++++ RECORDS FOR THE EXERCISE

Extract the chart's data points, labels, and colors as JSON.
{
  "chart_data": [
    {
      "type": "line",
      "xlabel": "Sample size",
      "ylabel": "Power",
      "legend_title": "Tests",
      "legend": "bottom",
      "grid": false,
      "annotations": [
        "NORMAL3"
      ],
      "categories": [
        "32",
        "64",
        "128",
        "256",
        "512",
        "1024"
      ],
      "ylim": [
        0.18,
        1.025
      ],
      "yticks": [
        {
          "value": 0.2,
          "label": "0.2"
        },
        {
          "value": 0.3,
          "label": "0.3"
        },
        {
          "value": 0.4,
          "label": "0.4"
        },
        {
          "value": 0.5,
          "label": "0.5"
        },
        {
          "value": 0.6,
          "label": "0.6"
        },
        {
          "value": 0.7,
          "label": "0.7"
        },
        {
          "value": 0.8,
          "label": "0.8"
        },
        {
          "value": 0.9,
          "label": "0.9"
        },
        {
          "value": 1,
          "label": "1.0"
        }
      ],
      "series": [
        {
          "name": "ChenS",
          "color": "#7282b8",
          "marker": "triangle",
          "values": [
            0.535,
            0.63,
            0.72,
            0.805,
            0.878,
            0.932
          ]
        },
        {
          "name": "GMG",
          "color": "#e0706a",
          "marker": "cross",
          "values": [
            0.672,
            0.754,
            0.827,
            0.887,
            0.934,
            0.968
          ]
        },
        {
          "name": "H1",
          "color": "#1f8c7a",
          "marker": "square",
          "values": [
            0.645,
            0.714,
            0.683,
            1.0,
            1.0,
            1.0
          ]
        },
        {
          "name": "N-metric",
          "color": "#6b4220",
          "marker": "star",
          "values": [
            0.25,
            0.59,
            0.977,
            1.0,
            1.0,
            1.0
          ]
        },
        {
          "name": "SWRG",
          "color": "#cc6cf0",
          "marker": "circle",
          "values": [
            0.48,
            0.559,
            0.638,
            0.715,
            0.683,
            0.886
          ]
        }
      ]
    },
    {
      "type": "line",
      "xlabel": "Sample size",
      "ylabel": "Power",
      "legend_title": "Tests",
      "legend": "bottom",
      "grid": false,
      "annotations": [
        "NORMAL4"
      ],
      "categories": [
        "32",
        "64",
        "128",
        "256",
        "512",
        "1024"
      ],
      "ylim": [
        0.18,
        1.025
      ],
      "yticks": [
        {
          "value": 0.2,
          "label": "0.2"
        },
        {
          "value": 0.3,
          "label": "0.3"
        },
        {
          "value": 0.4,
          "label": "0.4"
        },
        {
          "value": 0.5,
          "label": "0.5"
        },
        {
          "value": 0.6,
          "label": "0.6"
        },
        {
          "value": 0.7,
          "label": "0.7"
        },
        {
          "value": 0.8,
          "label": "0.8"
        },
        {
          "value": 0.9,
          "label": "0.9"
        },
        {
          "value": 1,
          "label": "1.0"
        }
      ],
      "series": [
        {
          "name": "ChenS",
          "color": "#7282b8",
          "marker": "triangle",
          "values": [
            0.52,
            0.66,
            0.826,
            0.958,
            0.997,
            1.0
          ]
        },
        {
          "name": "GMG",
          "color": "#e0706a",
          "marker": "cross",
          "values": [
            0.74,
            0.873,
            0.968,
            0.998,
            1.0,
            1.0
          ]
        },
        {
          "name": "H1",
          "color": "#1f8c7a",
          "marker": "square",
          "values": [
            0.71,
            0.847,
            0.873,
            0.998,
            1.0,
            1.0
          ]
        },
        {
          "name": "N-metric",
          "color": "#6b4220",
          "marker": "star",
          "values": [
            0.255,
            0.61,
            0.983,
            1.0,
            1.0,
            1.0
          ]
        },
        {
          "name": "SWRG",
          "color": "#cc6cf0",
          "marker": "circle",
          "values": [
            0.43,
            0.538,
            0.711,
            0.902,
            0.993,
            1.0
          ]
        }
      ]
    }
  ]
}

++++++++

- [TASK TO COMPLETE] Make an exact copy of the records.

- [EXERCISE SOLUTION]
Extract the chart's data points, labels, and colors as JSON.
{
  "chart_data": [
    {
      "type": "line",
      "xlabel": "Sample size",
      "ylabel": "Power",
      "legend_title": "Tests",
      "legend": "bottom",
      "grid": false,
      "annotations": [
        "NORMAL3"
      ],
      "categories": [
        "32",
        "64",
        "128",
        "256",
        "512",
        "1024"
      ],
      "ylim": [
        0.18,
        1.025
      ],
      "yticks": [
        {
          "value": 0.2,
          "label": "0.2"
        },
        {
          "value": 0.3,
          "label": "0.3"
        },
        {
          "value": 0.4,
          "label": "0.4"
        },
        {
          "value": 0.5,
          "label": "0.5"
        },
        {
          "value": 0.6,
          "label": "0.6"
        },
        {
          "value": 0.7,
          "label": "0.7"
        },
        {
          "value": 0.8,
          "label": "0.8"
        },
        {
          "value": 0.9,
          "label": "0.9"
        },
        {
          "value": 1,
          "label": "1.0"
        }
      ],
      "series": [
        {
          "name": "ChenS",
          "color": "#7282b8",
          "marker": "triangle",
          "values": [
            0.535,
            0.63,
            0.72,
            0.805,
            0.878,
            0.932
          ]
        },
        {
          "name": "GMG",
          "color": "#e0706a",
          "marker": "cross",
          "values": [
            0.672,
            0.754,
            0.827,
            0.887,
            0.934,
            0.968
          ]
        },
        {
          "name": "H1",
          "color": "#1f8c7a",
          "marker": "square",
          "values": [
            0.645,
            0.714,
            0.683,
            1.0,
            1.0,
            1.0
          ]
        },
        {
          "name": "N-metric",
          "color": "#6b4220",
          "marker": "star",
          "values": [
            0.25,
            0.59,
            0.977,
            1.0,
            1.0,
            1.0
          ]
        },
        {
          "name": "SWRG",
          "color": "#cc6cf0",
          "marker": "circle",
          "values": [
            0.48,
            0.559,
            0.638,
            0.715,
            0.683,
            0.886
          ]
        }
      ]
    },
    {
      "type": "line",
      "xlabel": "Sample size",
      "ylabel": "Power",
      "legend_title": "Tests",
      "legend": "bottom",
      "grid": false,
      "annotations": [
        "NORMAL4"
      ],
      "categories": [
        "32",
        "64",
        "128",
        "256",
        "512",
        "1024"
      ],
      "ylim": [
        0.18,
        1.025
      ],
      "yticks": [
        {
          "value": 0.2,
          "label": "0.2"
        },
        {
          "value": 0.3,
          "label": "0.3"
        },
        {
          "value": 0.4,
          "label": "0.4"
        },
        {
          "value": 0.5,
          "label": "0.5"
        },
        {
          "value": 0.6,
          "label": "0.6"
        },
        {
          "value": 0.7,
          "label": "0.7"
        },
        {
          "value": 0.8,
          "label": "0.8"
        },
        {
          "value": 0.9,
          "label": "0.9"
        },
        {
          "value": 1,
          "label": "1.0"
        }
      ],
      "series": [
        {
          "name": "ChenS",
          "color": "#7282b8",
          "marker": "triangle",
          "values": [
            0.52,
            0.66,
            0.826,
            0.958,
            0.997,
            1.0
          ]
        },
        {
          "name": "GMG",
          "color": "#e0706a",
          "marker": "cross",
          "values": [
            0.74,
            0.873,
            0.968,
            0.998,
            1.0,
            1.0
          ]
        },
        {
          "name": "H1",
          "color": "#1f8c7a",
          "marker": "square",
          "values": [
            0.71,
            0.847,
            0.873,
            0.998,
            1.0,
            1.0
          ]
        },
        {
          "name": "N-metric",
          "color": "#6b4220",
          "marker": "star",
          "values": [
            0.255,
            0.61,
            0.983,
            1.0,
            1.0,
            1.0
          ]
        },
        {
          "name": "SWRG",
          "color": "#cc6cf0",
          "marker": "circle",
          "values": [
            0.43,
            0.538,
            0.711,
            0.902,
            0.993,
            1.0
          ]
        }
      ]
    }
  ]
}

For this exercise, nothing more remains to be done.